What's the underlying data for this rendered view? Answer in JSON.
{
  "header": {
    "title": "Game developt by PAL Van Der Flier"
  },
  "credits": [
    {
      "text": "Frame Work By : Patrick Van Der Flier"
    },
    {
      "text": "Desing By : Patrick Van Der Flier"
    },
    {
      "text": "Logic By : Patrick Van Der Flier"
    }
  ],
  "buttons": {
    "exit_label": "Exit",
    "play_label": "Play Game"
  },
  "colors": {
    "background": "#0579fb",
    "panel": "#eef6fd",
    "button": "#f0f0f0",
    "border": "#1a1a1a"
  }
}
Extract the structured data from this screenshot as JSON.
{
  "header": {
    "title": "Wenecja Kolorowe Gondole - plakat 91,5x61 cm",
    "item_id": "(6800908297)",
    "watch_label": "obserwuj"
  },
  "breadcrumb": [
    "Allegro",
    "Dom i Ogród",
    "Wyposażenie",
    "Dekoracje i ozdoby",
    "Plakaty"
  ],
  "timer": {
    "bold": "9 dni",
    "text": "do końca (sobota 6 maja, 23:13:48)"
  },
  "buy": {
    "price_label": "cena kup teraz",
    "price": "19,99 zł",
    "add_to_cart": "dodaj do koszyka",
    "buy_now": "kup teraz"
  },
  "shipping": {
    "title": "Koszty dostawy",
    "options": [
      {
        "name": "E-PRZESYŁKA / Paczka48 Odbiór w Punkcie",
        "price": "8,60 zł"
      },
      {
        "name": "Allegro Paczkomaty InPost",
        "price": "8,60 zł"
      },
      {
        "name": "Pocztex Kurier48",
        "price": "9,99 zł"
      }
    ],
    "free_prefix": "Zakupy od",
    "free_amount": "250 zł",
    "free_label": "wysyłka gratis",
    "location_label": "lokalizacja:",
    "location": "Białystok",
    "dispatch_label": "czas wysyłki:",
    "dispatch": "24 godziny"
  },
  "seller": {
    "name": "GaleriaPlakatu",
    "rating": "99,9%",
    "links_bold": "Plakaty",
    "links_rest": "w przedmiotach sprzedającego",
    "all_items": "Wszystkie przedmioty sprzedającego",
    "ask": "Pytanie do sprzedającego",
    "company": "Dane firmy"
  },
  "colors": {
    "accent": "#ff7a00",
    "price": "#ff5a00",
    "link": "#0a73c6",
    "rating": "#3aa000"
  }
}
*****
Task requirements -> In the records above, find each line that holds the word "Game"; copy all such lines.

Exercise solution ->
    "title": "Game developt by PAL Van Der Flier"
    "play_label": "Play Game"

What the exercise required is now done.